:: Page extract ::
* * *

Think Bayes

Copyright 2018 Allen B. Downey

MIT License: https://opensource.org/licenses/MIT


In [1]:
# Configure Jupyter so figures appear in the notebook
%matplotlib inline

# Configure Jupyter to display the assigned value after an assignment
%config InteractiveShell.ast_node_interactivity='last_expr_or_assign'

import numpy as np

# import classes from thinkbayes2
from thinkbayes2 import Pmf, Cdf, Suite, Joint

import thinkplot

Bayesian regression

This notebook presents a simple example of Bayesian regression using sythetic data

Data

Suppose there is a linear relationship between x and y with slope 2 and intercept 1, but the measurements of y are noisy; specifically, the noise is Gaussian with mean 0 and sigma = 0.3.


In [2]:
slope = 2
inter = 1
sigma = 0.3

In [3]:
xs = np.linspace(0, 1, 6)

In [4]:
ys = inter + slope * xs + np.random.normal(0, sigma, len(xs))

In [5]:
thinkplot.plot(xs, ys)
thinkplot.decorate(xlabel='x',
                   ylabel='y')

Grid algorithm

We can solve the problem first using a grid algorithm, with uniform priors for slope, intercept, and sigma.

As an exercise, fill in this likelihood function, then test it using the code below.

Your results will depend on the random data you generated, but in general you should find that the posterior marginal distributions peak near the actual parameters.


In [6]:
from scipy.stats import norm

class Regress(Suite, Joint):
    
    def Likelihood(self, data, hypo):
        """
        
        data: x, y
        hypo: slope, inter, sigma
        """
        return 1

In [7]:
# Solution goes here

In [8]:
params = np.linspace(-4, 4, 21)

In [9]:
sigmas = np.linspace(0.1, 2, 20)

In [10]:
from itertools import product
hypos = product(params, params, sigmas)

In [11]:
suite = Regress(hypos);

In [12]:
for data in zip(xs, ys):
    suite.Update(data)

* * *

:: Stored data ::
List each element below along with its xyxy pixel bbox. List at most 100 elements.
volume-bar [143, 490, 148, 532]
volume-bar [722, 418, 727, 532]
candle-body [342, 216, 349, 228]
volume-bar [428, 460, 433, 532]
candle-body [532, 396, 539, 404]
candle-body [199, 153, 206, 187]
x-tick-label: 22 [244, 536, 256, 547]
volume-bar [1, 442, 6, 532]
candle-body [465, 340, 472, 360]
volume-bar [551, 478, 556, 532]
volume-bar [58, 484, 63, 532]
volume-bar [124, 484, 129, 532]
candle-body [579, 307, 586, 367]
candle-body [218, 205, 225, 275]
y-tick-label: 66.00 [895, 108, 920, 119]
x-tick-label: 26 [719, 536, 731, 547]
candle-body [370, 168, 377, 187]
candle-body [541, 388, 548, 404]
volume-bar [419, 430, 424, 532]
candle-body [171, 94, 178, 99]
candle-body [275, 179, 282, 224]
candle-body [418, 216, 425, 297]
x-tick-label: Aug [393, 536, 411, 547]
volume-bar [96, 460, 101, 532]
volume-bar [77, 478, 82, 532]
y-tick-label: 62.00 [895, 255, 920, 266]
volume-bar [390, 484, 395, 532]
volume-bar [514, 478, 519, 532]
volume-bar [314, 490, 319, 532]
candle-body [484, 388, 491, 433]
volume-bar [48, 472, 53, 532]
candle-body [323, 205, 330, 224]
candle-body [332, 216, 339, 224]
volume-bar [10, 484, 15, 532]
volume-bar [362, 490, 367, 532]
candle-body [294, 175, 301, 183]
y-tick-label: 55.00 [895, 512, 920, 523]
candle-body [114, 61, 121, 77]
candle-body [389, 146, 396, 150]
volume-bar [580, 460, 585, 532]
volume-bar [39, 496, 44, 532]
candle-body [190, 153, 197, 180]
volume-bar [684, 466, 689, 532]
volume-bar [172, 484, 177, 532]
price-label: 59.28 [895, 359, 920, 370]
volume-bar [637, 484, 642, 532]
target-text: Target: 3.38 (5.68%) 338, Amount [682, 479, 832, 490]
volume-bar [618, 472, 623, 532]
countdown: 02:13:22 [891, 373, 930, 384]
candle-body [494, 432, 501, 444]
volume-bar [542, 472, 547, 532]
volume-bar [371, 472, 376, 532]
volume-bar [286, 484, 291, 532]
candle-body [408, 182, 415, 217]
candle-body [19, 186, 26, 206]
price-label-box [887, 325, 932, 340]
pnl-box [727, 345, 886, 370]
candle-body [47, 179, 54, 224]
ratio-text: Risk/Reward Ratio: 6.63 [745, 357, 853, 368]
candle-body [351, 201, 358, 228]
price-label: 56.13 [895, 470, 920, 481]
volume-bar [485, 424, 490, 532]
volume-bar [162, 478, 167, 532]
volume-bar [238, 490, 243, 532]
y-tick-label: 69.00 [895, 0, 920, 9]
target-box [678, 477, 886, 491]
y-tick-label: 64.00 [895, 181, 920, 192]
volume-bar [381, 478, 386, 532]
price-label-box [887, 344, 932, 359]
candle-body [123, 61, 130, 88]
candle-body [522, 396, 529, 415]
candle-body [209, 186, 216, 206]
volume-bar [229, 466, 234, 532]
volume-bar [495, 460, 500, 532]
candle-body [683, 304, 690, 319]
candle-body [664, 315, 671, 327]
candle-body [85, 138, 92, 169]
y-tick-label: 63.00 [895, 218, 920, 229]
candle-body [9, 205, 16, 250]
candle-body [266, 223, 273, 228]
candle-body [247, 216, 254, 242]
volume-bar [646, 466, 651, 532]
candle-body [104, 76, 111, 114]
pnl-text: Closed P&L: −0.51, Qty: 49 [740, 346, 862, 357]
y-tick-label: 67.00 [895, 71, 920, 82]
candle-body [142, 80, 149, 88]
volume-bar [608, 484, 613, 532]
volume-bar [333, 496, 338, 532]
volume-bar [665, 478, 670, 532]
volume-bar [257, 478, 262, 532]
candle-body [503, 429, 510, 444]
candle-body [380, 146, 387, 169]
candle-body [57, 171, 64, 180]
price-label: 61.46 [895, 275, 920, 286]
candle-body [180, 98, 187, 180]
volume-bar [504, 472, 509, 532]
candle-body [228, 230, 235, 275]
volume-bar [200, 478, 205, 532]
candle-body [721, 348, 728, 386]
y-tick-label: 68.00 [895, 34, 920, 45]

* * *

:: Set tasks ::
1. Please reproduce part of the Bayesian regression notebook word for word. Begin at the words "import thinkplot" and stop after the words "sigma = 0.3.".
2. Answer these questions from the Bayesian regression notebook:
(a) What sigma is given for the Gaussian noise on the measurements of y?
(b) How many x values does the call to np.linspace create?
(c) What value does the Likelihood method in the Regress class currently return?
3. Carry on with the Bayesian regression notebook after its final line of code.

:: Responses ::
1.
import thinkplot

Bayesian regression

This notebook presents a simple example of Bayesian regression using sythetic data

Data

Suppose there is a linear relationship between x and y with slope 2 and intercept 1, but the measurements of y are noisy; specifically, the noise is Gaussian with mean 0 and sigma = 0.3.

2.
(a) 0.3
(b) 6
(c) 1

3.
In [13]:
thinkplot.Pdf(suite.Marginal(0))
thinkplot.decorate(xlabel='Slope',
                   ylabel='PMF',
                   title='Posterior marginal distribution')

In [14]:
thinkplot.Pdf(suite.Marginal(1))
thinkplot.decorate(xlabel='Intercept',
                   ylabel='PMF',
                   title='Posterior marginal distribution')

In [15]:
thinkplot.Pdf(suite.Marginal(2))
thinkplot.decorate(xlabel='Sigma',
                   ylabel='PMF',
                   title='Posterior marginal distribution')

MCMC

Implement this model using MCMC. As a starting place, you can use this example from Computational Statistics in Python.

You also have the option of using the GLM module, described here.


In [17]:
import pymc3 as pm
pm.GLM

In [18]:
thinkplot.plot(xs, ys)
thinkplot.decorate(xlabel='x',
                   ylabel='y')

In [19]:
import pymc3 as pm

with pm.Model() as model:
    """Fill this in"""

In [20]:
# Solution goes here

In [21]:
# Solution goes here

In [22]:
# Solution goes here

In [23]:
# Solution goes here

The posterior distributions for these parameters should be similar to what we got with the grid algorithm.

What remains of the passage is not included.